The task:
Go through the entries and transcribe each one exactly, dropping the pictures.

Source data:

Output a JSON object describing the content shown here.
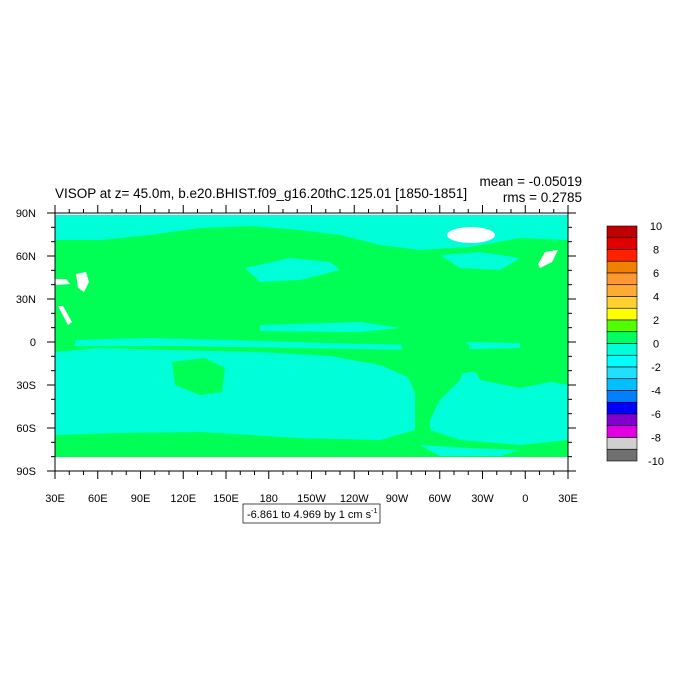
{
  "chart_data": {
    "type": "heatmap",
    "title": "VISOP at z=  45.0m, b.e20.BHIST.f09_g16.20thC.125.01 [1850-1851]",
    "stats": {
      "mean": "mean = -0.05019",
      "rms": "rms = 0.2785"
    },
    "xlabel": "",
    "ylabel": "",
    "x_ticks": [
      "30E",
      "60E",
      "90E",
      "120E",
      "150E",
      "180",
      "150W",
      "120W",
      "90W",
      "60W",
      "30W",
      "0",
      "30E"
    ],
    "y_ticks": [
      "90N",
      "60N",
      "30N",
      "0",
      "30S",
      "60S",
      "90S"
    ],
    "xlim": [
      "30E",
      "30E"
    ],
    "ylim": [
      "90S",
      "90N"
    ],
    "contour_info": "-6.861 to 4.969 by 1 cm s",
    "contour_info_exp": "-1",
    "colorbar": {
      "labels": [
        "10",
        "8",
        "6",
        "4",
        "2",
        "0",
        "-2",
        "-4",
        "-6",
        "-8",
        "-10"
      ],
      "levels_top_to_bottom": [
        10,
        9,
        8,
        7,
        6,
        5,
        4,
        3,
        2,
        1,
        0,
        -1,
        -2,
        -3,
        -4,
        -5,
        -6,
        -7,
        -8,
        -9,
        -10
      ],
      "colors_top_to_bottom": [
        "#c00000",
        "#e00000",
        "#ff2000",
        "#f08000",
        "#ff9830",
        "#ffaa30",
        "#ffd030",
        "#ffff00",
        "#50ff00",
        "#00ff60",
        "#00ffd8",
        "#00ffff",
        "#20e0ff",
        "#00c0ff",
        "#0080ff",
        "#0000ff",
        "#8000d0",
        "#e000e0",
        "#d0d0d0",
        "#707070"
      ]
    },
    "field_colors": {
      "positive_0_1": "#00ff55",
      "negative_0_1": "#00ffd8",
      "missing": "#ffffff"
    }
  }
}
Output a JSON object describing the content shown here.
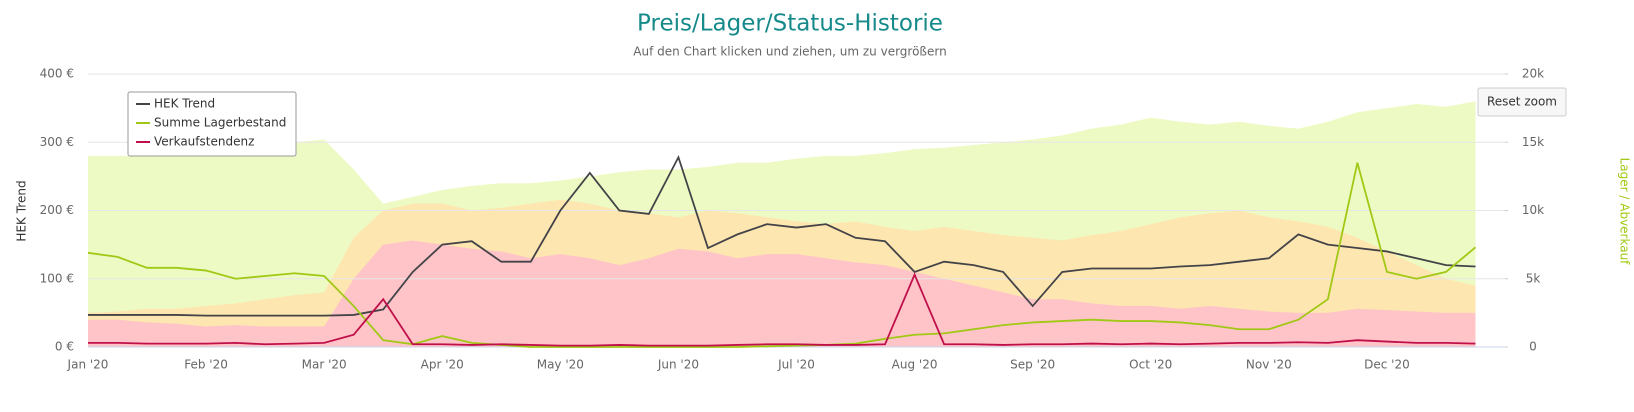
{
  "chart_data": {
    "type": "line",
    "title": "Preis/Lager/Status-Historie",
    "subtitle": "Auf den Chart klicken und ziehen, um zu vergrößern",
    "button": "Reset zoom",
    "y_label": "HEK Trend",
    "y2_label": "Lager / Abverkauf",
    "legend": "top-left",
    "grid": true,
    "categories": [
      "Jan '20",
      null,
      null,
      null,
      "Feb '20",
      null,
      null,
      null,
      "Mar '20",
      null,
      null,
      null,
      "Apr '20",
      null,
      null,
      null,
      "May '20",
      null,
      null,
      null,
      "Jun '20",
      null,
      null,
      null,
      "Jul '20",
      null,
      null,
      null,
      "Aug '20",
      null,
      null,
      null,
      "Sep '20",
      null,
      null,
      null,
      "Oct '20",
      null,
      null,
      null,
      "Nov '20",
      null,
      null,
      null,
      "Dec '20",
      null,
      null,
      null
    ],
    "ylim": [
      0,
      400
    ],
    "yticks": [
      {
        "value": 0,
        "label": "0 €"
      },
      {
        "value": 100,
        "label": "100 €"
      },
      {
        "value": 200,
        "label": "200 €"
      },
      {
        "value": 300,
        "label": "300 €"
      },
      {
        "value": 400,
        "label": "400 €"
      }
    ],
    "y2lim": [
      0,
      20000
    ],
    "y2ticks": [
      0,
      {
        "value": 5000,
        "label": "5k"
      },
      {
        "value": 10000,
        "label": "10k"
      },
      {
        "value": 15000,
        "label": "15k"
      },
      {
        "value": 20000,
        "label": "20k"
      }
    ],
    "areas": [
      {
        "color": "#eefac4",
        "axis": "y2",
        "values": [
          14000,
          14000,
          14000,
          14000,
          14000,
          14200,
          14500,
          15000,
          15200,
          13000,
          10500,
          11000,
          11500,
          11800,
          12000,
          12000,
          12200,
          12500,
          12800,
          13000,
          13000,
          13200,
          13500,
          13500,
          13800,
          14000,
          14000,
          14200,
          14500,
          14600,
          14800,
          15000,
          15200,
          15500,
          16000,
          16300,
          16800,
          16500,
          16300,
          16500,
          16200,
          16000,
          16500,
          17200,
          17500,
          17800,
          17600,
          18000
        ]
      },
      {
        "color": "#fde6b0",
        "axis": "y2",
        "values": [
          2500,
          2600,
          2800,
          2800,
          3000,
          3200,
          3500,
          3800,
          4000,
          8000,
          10000,
          10500,
          10500,
          10000,
          10200,
          10500,
          10800,
          10500,
          10000,
          9800,
          9500,
          10000,
          9800,
          9500,
          9200,
          9000,
          9200,
          8800,
          8500,
          8800,
          8500,
          8200,
          8000,
          7800,
          8200,
          8500,
          9000,
          9500,
          9800,
          10000,
          9500,
          9200,
          8800,
          8000,
          7000,
          6000,
          5000,
          4500
        ]
      },
      {
        "color": "#ffc4c8",
        "axis": "y2",
        "values": [
          2000,
          2000,
          1800,
          1700,
          1500,
          1600,
          1500,
          1500,
          1500,
          5000,
          7500,
          7800,
          7500,
          7200,
          7000,
          6500,
          6800,
          6500,
          6000,
          6500,
          7200,
          7000,
          6500,
          6800,
          6800,
          6500,
          6200,
          6000,
          5500,
          5000,
          4500,
          4000,
          3500,
          3500,
          3200,
          3000,
          3000,
          2800,
          3000,
          2800,
          2600,
          2500,
          2500,
          2800,
          2700,
          2600,
          2500,
          2500
        ]
      }
    ],
    "series": [
      {
        "name": "HEK Trend",
        "color": "#434348",
        "values": [
          47,
          47,
          47,
          47,
          46,
          46,
          46,
          46,
          46,
          47,
          55,
          110,
          150,
          155,
          125,
          125,
          200,
          255,
          200,
          195,
          278,
          145,
          165,
          180,
          175,
          180,
          160,
          155,
          110,
          125,
          120,
          110,
          60,
          110,
          115,
          115,
          115,
          118,
          120,
          125,
          130,
          165,
          150,
          145,
          140,
          130,
          120,
          118
        ]
      },
      {
        "name": "Summe Lagerbestand",
        "color": "#a0c814",
        "axis": "y2",
        "values": [
          6900,
          6600,
          5800,
          5800,
          5600,
          5000,
          5200,
          5400,
          5200,
          3000,
          500,
          200,
          800,
          300,
          150,
          0,
          0,
          0,
          0,
          0,
          0,
          0,
          0,
          50,
          100,
          150,
          250,
          600,
          900,
          1000,
          1300,
          1600,
          1800,
          1900,
          2000,
          1900,
          1900,
          1800,
          1600,
          1300,
          1300,
          2000,
          3500,
          13500,
          5500,
          5000,
          5500,
          7300
        ]
      },
      {
        "name": "Verkaufstendenz",
        "color": "#c0104a",
        "axis": "y2",
        "values": [
          300,
          300,
          250,
          250,
          250,
          300,
          200,
          250,
          300,
          900,
          3500,
          200,
          200,
          150,
          200,
          150,
          100,
          100,
          150,
          100,
          100,
          100,
          150,
          200,
          200,
          150,
          150,
          200,
          5300,
          200,
          200,
          150,
          200,
          200,
          250,
          200,
          250,
          200,
          250,
          300,
          300,
          350,
          300,
          500,
          400,
          300,
          300,
          250
        ]
      }
    ]
  }
}
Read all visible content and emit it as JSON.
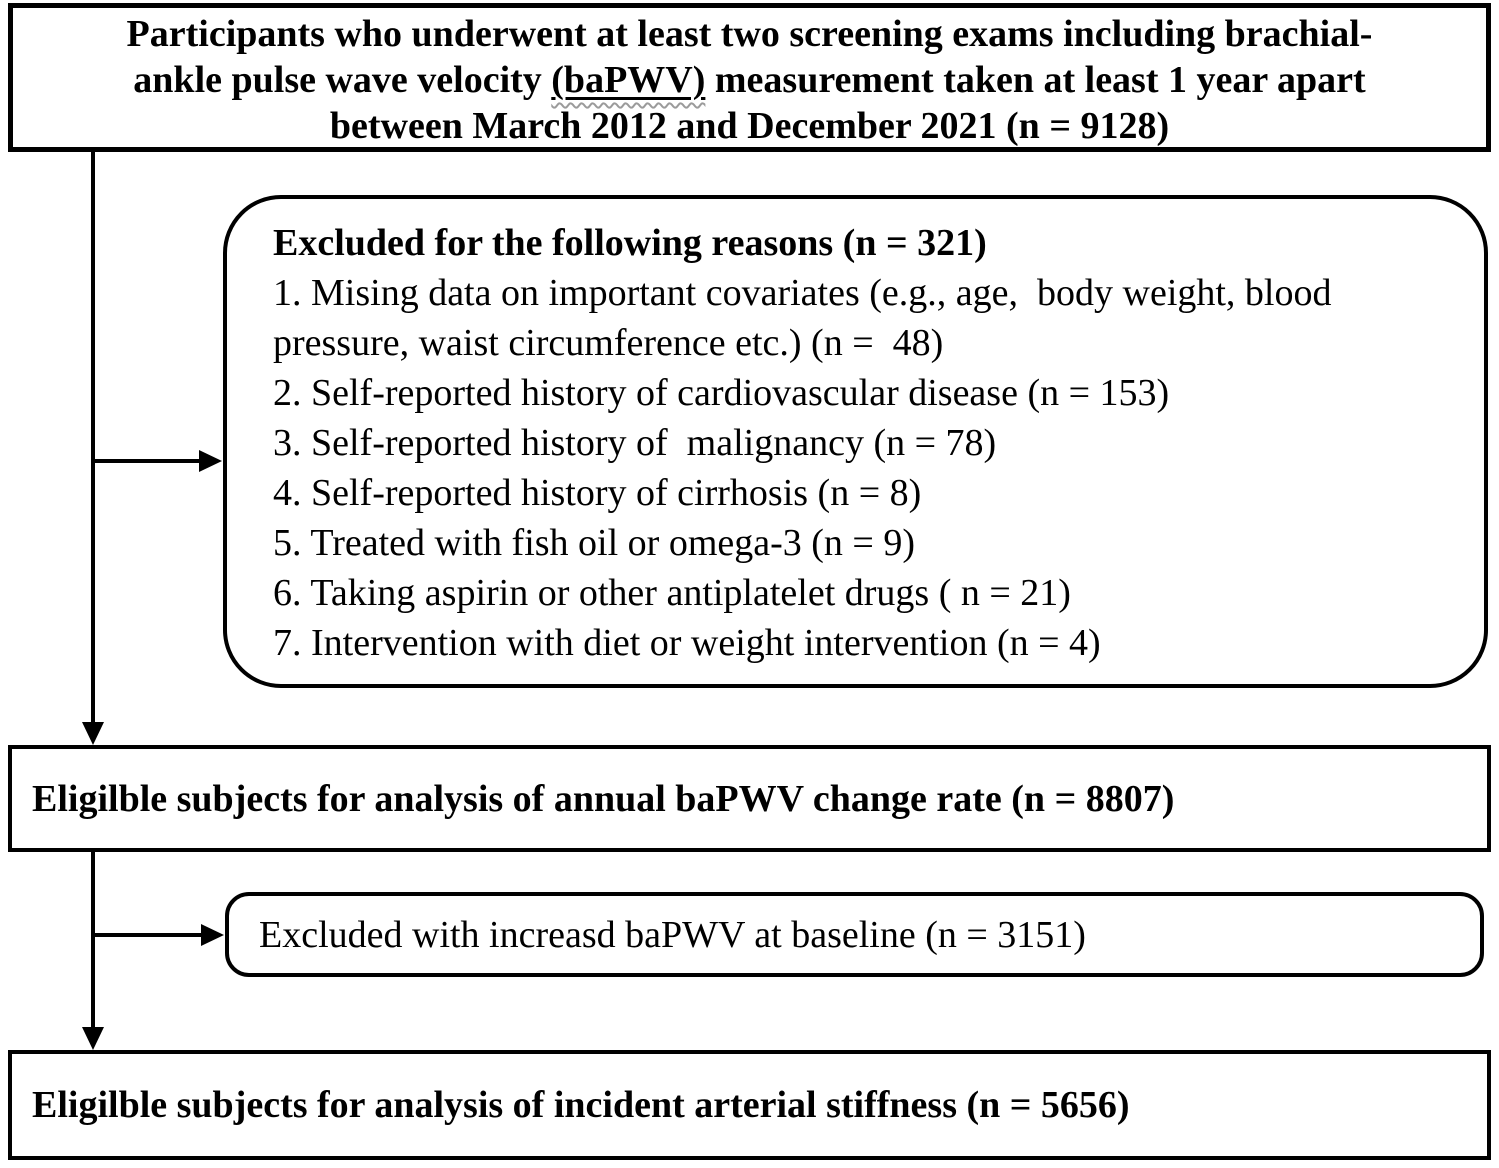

Answer:
Output a JSON object describing the content shown here.
{
  "chart_data": {
    "type": "heatmap",
    "title": "VISOP at z=  45.0m, b.e20.BHIST.f09_g16.20thC.125.01 [1850-1851]",
    "stats": {
      "mean": "mean = -0.05019",
      "rms": "rms = 0.2785"
    },
    "xlabel": "",
    "ylabel": "",
    "x_ticks": [
      "30E",
      "60E",
      "90E",
      "120E",
      "150E",
      "180",
      "150W",
      "120W",
      "90W",
      "60W",
      "30W",
      "0",
      "30E"
    ],
    "y_ticks": [
      "90N",
      "60N",
      "30N",
      "0",
      "30S",
      "60S",
      "90S"
    ],
    "xlim": [
      "30E",
      "30E"
    ],
    "ylim": [
      "90S",
      "90N"
    ],
    "contour_info": "-6.861 to 4.969 by 1 cm s",
    "contour_info_exp": "-1",
    "colorbar": {
      "labels": [
        "10",
        "8",
        "6",
        "4",
        "2",
        "0",
        "-2",
        "-4",
        "-6",
        "-8",
        "-10"
      ],
      "levels_top_to_bottom": [
        10,
        9,
        8,
        7,
        6,
        5,
        4,
        3,
        2,
        1,
        0,
        -1,
        -2,
        -3,
        -4,
        -5,
        -6,
        -7,
        -8,
        -9,
        -10
      ],
      "colors_top_to_bottom": [
        "#c00000",
        "#e00000",
        "#ff2000",
        "#f08000",
        "#ff9830",
        "#ffaa30",
        "#ffd030",
        "#ffff00",
        "#50ff00",
        "#00ff60",
        "#00ffd8",
        "#00ffff",
        "#20e0ff",
        "#00c0ff",
        "#0080ff",
        "#0000ff",
        "#8000d0",
        "#e000e0",
        "#d0d0d0",
        "#707070"
      ]
    },
    "field_colors": {
      "positive_0_1": "#00ff55",
      "negative_0_1": "#00ffd8",
      "missing": "#ffffff"
    }
  }
}
Output a JSON object describing the content shown here.
{
  "chart_data": {
    "type": "line",
    "title": "Preis/Lager/Status-Historie",
    "subtitle": "Auf den Chart klicken und ziehen, um zu vergrößern",
    "button": "Reset zoom",
    "y_label": "HEK Trend",
    "y2_label": "Lager / Abverkauf",
    "legend": "top-left",
    "grid": true,
    "categories": [
      "Jan '20",
      null,
      null,
      null,
      "Feb '20",
      null,
      null,
      null,
      "Mar '20",
      null,
      null,
      null,
      "Apr '20",
      null,
      null,
      null,
      "May '20",
      null,
      null,
      null,
      "Jun '20",
      null,
      null,
      null,
      "Jul '20",
      null,
      null,
      null,
      "Aug '20",
      null,
      null,
      null,
      "Sep '20",
      null,
      null,
      null,
      "Oct '20",
      null,
      null,
      null,
      "Nov '20",
      null,
      null,
      null,
      "Dec '20",
      null,
      null,
      null
    ],
    "ylim": [
      0,
      400
    ],
    "yticks": [
      {
        "value": 0,
        "label": "0 €"
      },
      {
        "value": 100,
        "label": "100 €"
      },
      {
        "value": 200,
        "label": "200 €"
      },
      {
        "value": 300,
        "label": "300 €"
      },
      {
        "value": 400,
        "label": "400 €"
      }
    ],
    "y2lim": [
      0,
      20000
    ],
    "y2ticks": [
      0,
      {
        "value": 5000,
        "label": "5k"
      },
      {
        "value": 10000,
        "label": "10k"
      },
      {
        "value": 15000,
        "label": "15k"
      },
      {
        "value": 20000,
        "label": "20k"
      }
    ],
    "areas": [
      {
        "color": "#eefac4",
        "axis": "y2",
        "values": [
          14000,
          14000,
          14000,
          14000,
          14000,
          14200,
          14500,
          15000,
          15200,
          13000,
          10500,
          11000,
          11500,
          11800,
          12000,
          12000,
          12200,
          12500,
          12800,
          13000,
          13000,
          13200,
          13500,
          13500,
          13800,
          14000,
          14000,
          14200,
          14500,
          14600,
          14800,
          15000,
          15200,
          15500,
          16000,
          16300,
          16800,
          16500,
          16300,
          16500,
          16200,
          16000,
          16500,
          17200,
          17500,
          17800,
          17600,
          18000
        ]
      },
      {
        "color": "#fde6b0",
        "axis": "y2",
        "values": [
          2500,
          2600,
          2800,
          2800,
          3000,
          3200,
          3500,
          3800,
          4000,
          8000,
          10000,
          10500,
          10500,
          10000,
          10200,
          10500,
          10800,
          10500,
          10000,
          9800,
          9500,
          10000,
          9800,
          9500,
          9200,
          9000,
          9200,
          8800,
          8500,
          8800,
          8500,
          8200,
          8000,
          7800,
          8200,
          8500,
          9000,
          9500,
          9800,
          10000,
          9500,
          9200,
          8800,
          8000,
          7000,
          6000,
          5000,
          4500
        ]
      },
      {
        "color": "#ffc4c8",
        "axis": "y2",
        "values": [
          2000,
          2000,
          1800,
          1700,
          1500,
          1600,
          1500,
          1500,
          1500,
          5000,
          7500,
          7800,
          7500,
          7200,
          7000,
          6500,
          6800,
          6500,
          6000,
          6500,
          7200,
          7000,
          6500,
          6800,
          6800,
          6500,
          6200,
          6000,
          5500,
          5000,
          4500,
          4000,
          3500,
          3500,
          3200,
          3000,
          3000,
          2800,
          3000,
          2800,
          2600,
          2500,
          2500,
          2800,
          2700,
          2600,
          2500,
          2500
        ]
      }
    ],
    "series": [
      {
        "name": "HEK Trend",
        "color": "#434348",
        "values": [
          47,
          47,
          47,
          47,
          46,
          46,
          46,
          46,
          46,
          47,
          55,
          110,
          150,
          155,
          125,
          125,
          200,
          255,
          200,
          195,
          278,
          145,
          165,
          180,
          175,
          180,
          160,
          155,
          110,
          125,
          120,
          110,
          60,
          110,
          115,
          115,
          115,
          118,
          120,
          125,
          130,
          165,
          150,
          145,
          140,
          130,
          120,
          118
        ]
      },
      {
        "name": "Summe Lagerbestand",
        "color": "#a0c814",
        "axis": "y2",
        "values": [
          6900,
          6600,
          5800,
          5800,
          5600,
          5000,
          5200,
          5400,
          5200,
          3000,
          500,
          200,
          800,
          300,
          150,
          0,
          0,
          0,
          0,
          0,
          0,
          0,
          0,
          50,
          100,
          150,
          250,
          600,
          900,
          1000,
          1300,
          1600,
          1800,
          1900,
          2000,
          1900,
          1900,
          1800,
          1600,
          1300,
          1300,
          2000,
          3500,
          13500,
          5500,
          5000,
          5500,
          7300
        ]
      },
      {
        "name": "Verkaufstendenz",
        "color": "#c0104a",
        "axis": "y2",
        "values": [
          300,
          300,
          250,
          250,
          250,
          300,
          200,
          250,
          300,
          900,
          3500,
          200,
          200,
          150,
          200,
          150,
          100,
          100,
          150,
          100,
          100,
          100,
          150,
          200,
          200,
          150,
          150,
          200,
          5300,
          200,
          200,
          150,
          200,
          200,
          250,
          200,
          250,
          200,
          250,
          300,
          300,
          350,
          300,
          500,
          400,
          300,
          300,
          250
        ]
      }
    ]
  }
}
Read all visible content and emit it as JSON.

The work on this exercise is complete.